• _WHAT TO DO_:
Keep every line where the word "page" appears; drop the rest.

• _Data entries_:
<<<<

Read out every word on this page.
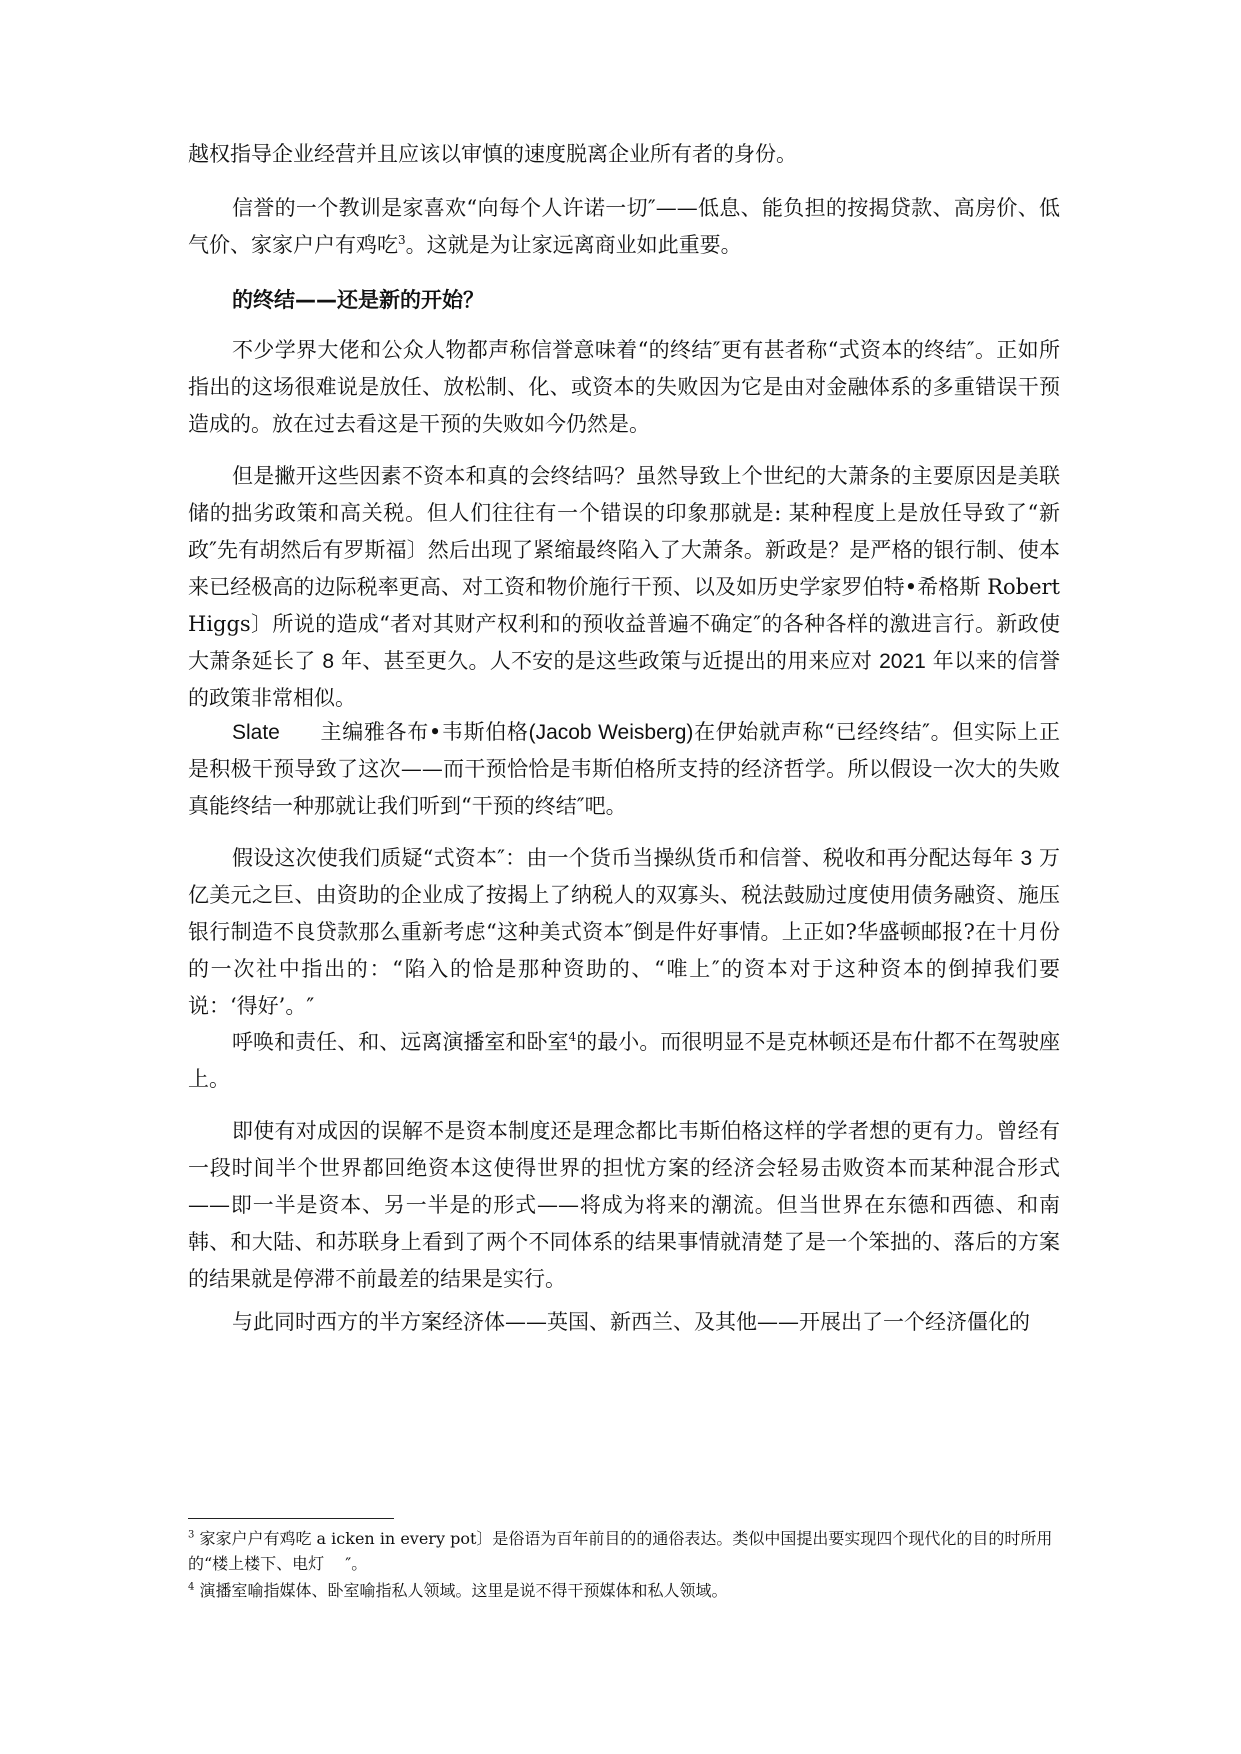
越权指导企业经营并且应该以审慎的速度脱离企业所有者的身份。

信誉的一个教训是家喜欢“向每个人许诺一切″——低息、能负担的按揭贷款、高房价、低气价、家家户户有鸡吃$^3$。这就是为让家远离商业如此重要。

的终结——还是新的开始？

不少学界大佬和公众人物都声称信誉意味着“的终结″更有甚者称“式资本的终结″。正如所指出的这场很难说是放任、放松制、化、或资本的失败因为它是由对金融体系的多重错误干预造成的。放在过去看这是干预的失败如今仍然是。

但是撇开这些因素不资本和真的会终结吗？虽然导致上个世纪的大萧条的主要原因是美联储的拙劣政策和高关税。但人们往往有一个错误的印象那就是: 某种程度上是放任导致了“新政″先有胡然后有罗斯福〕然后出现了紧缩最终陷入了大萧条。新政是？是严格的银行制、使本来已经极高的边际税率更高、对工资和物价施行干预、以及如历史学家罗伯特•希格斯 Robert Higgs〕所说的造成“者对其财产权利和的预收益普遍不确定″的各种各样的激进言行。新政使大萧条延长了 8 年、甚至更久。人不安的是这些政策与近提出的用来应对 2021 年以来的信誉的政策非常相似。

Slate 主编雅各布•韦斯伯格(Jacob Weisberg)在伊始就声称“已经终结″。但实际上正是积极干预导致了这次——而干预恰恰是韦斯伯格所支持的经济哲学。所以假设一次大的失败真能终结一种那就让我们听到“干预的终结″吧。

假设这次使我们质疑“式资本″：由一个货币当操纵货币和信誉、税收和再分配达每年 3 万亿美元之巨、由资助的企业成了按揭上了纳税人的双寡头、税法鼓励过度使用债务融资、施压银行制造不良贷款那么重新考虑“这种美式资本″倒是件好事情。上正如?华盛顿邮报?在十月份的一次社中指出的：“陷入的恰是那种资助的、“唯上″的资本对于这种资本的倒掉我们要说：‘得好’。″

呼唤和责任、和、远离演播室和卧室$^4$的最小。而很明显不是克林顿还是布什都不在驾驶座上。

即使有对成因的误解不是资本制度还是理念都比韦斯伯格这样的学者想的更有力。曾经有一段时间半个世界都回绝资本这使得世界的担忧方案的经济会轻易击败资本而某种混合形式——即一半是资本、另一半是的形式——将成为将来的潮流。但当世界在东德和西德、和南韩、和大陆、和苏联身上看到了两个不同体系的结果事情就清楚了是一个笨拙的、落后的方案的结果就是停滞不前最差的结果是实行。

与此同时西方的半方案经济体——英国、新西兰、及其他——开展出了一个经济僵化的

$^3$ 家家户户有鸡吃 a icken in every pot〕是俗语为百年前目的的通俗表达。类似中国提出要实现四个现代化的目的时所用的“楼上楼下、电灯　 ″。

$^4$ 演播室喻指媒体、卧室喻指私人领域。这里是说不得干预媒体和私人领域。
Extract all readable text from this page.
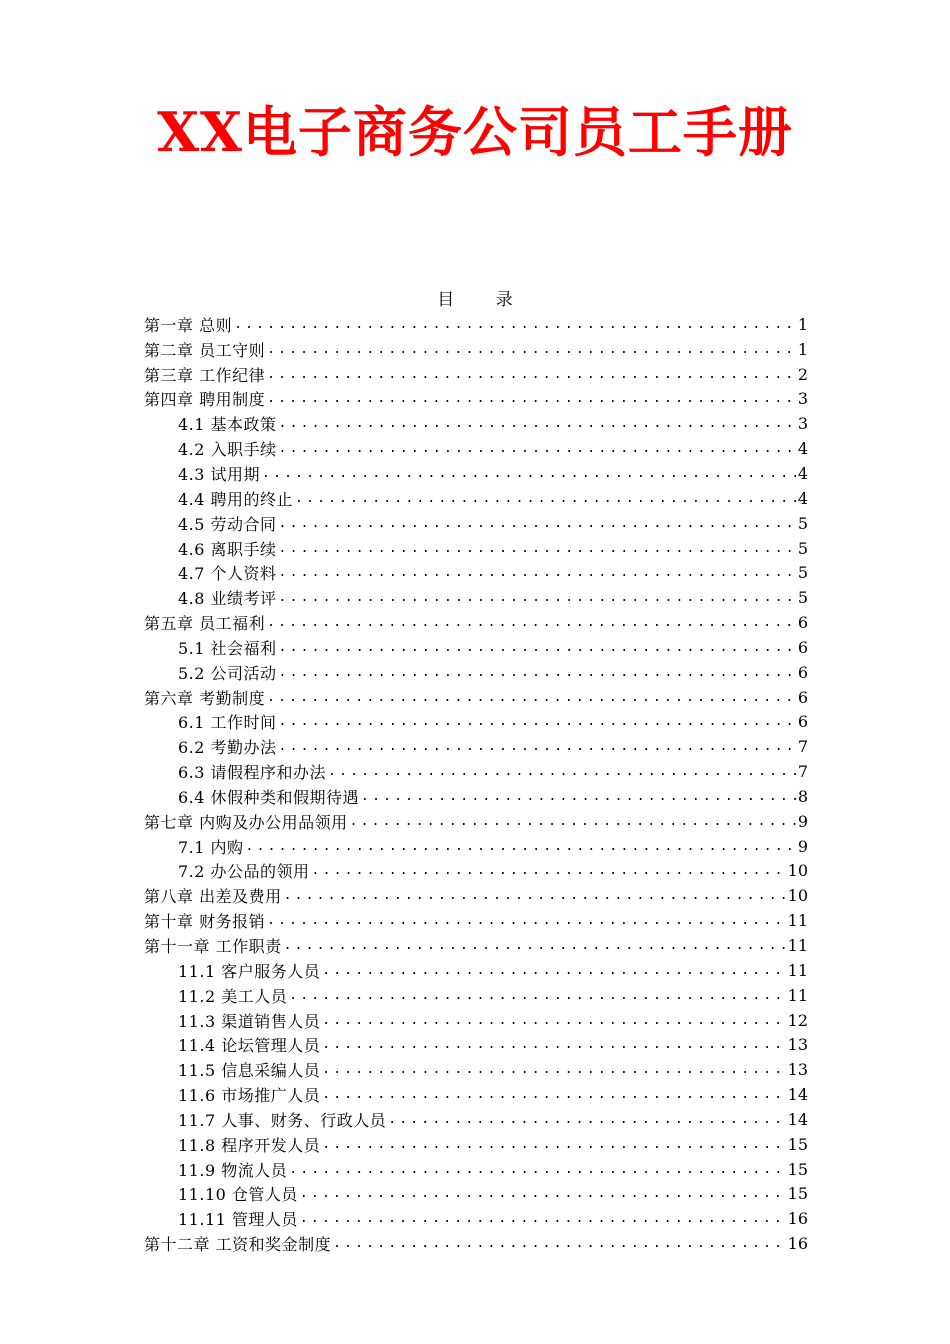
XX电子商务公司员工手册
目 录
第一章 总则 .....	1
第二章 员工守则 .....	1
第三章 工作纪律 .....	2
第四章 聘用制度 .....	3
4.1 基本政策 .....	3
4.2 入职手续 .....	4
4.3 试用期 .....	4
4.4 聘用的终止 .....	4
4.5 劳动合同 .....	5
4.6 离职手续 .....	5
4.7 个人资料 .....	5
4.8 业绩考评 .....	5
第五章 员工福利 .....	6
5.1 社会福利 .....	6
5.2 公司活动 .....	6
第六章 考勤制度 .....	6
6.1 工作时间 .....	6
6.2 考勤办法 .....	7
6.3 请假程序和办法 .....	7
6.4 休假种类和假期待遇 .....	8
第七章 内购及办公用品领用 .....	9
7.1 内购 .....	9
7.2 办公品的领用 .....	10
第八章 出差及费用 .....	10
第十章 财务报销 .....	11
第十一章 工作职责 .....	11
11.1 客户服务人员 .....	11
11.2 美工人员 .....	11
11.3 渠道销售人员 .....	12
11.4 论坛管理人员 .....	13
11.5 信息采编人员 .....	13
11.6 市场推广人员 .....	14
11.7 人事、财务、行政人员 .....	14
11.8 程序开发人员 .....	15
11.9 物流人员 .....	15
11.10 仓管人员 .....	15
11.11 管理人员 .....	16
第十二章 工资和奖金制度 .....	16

>>>>

• _REPLY_:
Read out every word on this page.
Extract all readable text from this page.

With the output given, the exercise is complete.